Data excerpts
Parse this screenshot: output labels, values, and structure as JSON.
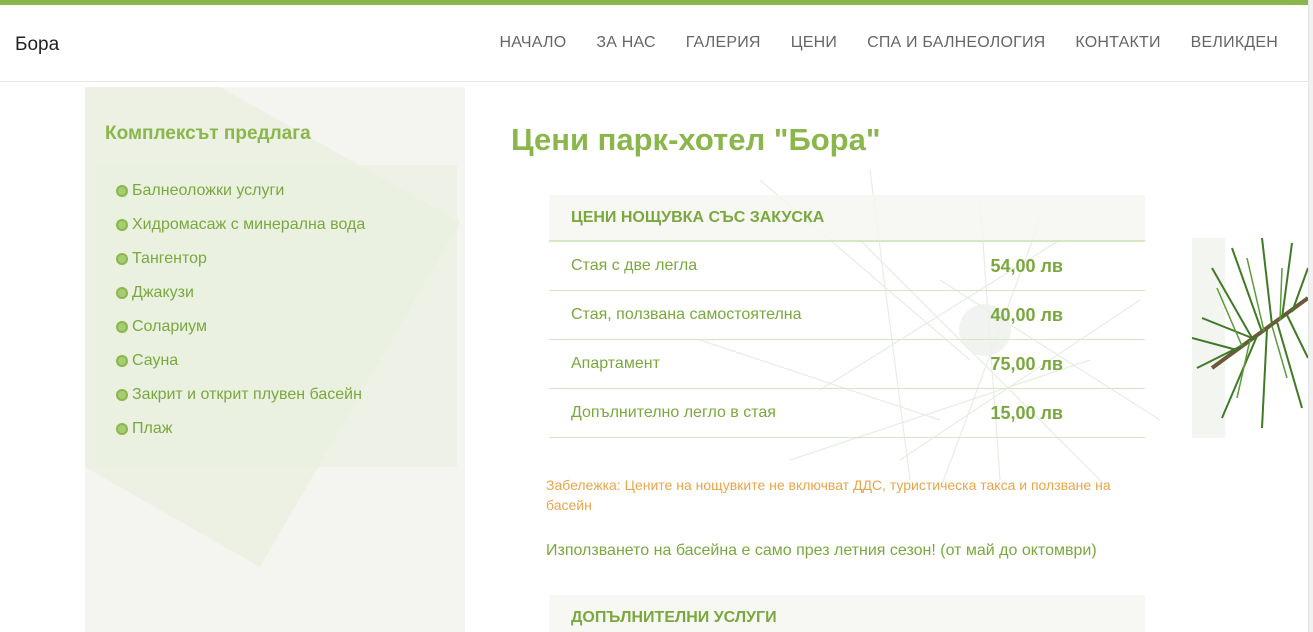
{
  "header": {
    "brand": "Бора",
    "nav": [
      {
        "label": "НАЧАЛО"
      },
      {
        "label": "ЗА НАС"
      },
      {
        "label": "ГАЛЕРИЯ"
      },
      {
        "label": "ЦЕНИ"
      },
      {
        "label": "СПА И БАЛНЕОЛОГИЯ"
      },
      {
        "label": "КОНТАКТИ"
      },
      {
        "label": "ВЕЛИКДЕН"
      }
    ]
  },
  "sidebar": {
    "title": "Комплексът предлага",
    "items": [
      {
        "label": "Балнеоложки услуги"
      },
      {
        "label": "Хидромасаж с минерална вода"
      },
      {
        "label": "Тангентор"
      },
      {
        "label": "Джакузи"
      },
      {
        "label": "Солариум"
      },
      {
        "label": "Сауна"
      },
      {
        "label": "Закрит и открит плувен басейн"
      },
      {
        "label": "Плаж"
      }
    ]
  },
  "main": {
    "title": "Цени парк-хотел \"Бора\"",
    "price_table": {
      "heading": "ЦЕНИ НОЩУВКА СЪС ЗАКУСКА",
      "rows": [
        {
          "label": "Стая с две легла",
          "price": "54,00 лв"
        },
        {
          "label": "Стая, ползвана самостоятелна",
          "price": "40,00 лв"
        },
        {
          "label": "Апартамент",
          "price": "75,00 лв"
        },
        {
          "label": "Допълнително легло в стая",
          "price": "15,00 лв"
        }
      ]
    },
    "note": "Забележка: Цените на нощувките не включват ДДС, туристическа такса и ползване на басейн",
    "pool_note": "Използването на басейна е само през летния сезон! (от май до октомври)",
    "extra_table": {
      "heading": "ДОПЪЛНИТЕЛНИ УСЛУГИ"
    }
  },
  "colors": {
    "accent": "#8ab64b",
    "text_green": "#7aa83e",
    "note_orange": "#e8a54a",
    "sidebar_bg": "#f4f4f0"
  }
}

Written problem
The records shown above are to be repeated exactly, with the pictures left out.

Completed task
Parse this screenshot: output labels, values, and structure as JSON.
{
  "header": {
    "brand": "Бора",
    "nav": [
      {
        "label": "НАЧАЛО"
      },
      {
        "label": "ЗА НАС"
      },
      {
        "label": "ГАЛЕРИЯ"
      },
      {
        "label": "ЦЕНИ"
      },
      {
        "label": "СПА И БАЛНЕОЛОГИЯ"
      },
      {
        "label": "КОНТАКТИ"
      },
      {
        "label": "ВЕЛИКДЕН"
      }
    ]
  },
  "sidebar": {
    "title": "Комплексът предлага",
    "items": [
      {
        "label": "Балнеоложки услуги"
      },
      {
        "label": "Хидромасаж с минерална вода"
      },
      {
        "label": "Тангентор"
      },
      {
        "label": "Джакузи"
      },
      {
        "label": "Солариум"
      },
      {
        "label": "Сауна"
      },
      {
        "label": "Закрит и открит плувен басейн"
      },
      {
        "label": "Плаж"
      }
    ]
  },
  "main": {
    "title": "Цени парк-хотел \"Бора\"",
    "price_table": {
      "heading": "ЦЕНИ НОЩУВКА СЪС ЗАКУСКА",
      "rows": [
        {
          "label": "Стая с две легла",
          "price": "54,00 лв"
        },
        {
          "label": "Стая, ползвана самостоятелна",
          "price": "40,00 лв"
        },
        {
          "label": "Апартамент",
          "price": "75,00 лв"
        },
        {
          "label": "Допълнително легло в стая",
          "price": "15,00 лв"
        }
      ]
    },
    "note": "Забележка: Цените на нощувките не включват ДДС, туристическа такса и ползване на басейн",
    "pool_note": "Използването на басейна е само през летния сезон! (от май до октомври)",
    "extra_table": {
      "heading": "ДОПЪЛНИТЕЛНИ УСЛУГИ"
    }
  },
  "colors": {
    "accent": "#8ab64b",
    "text_green": "#7aa83e",
    "note_orange": "#e8a54a",
    "sidebar_bg": "#f4f4f0"
  }
}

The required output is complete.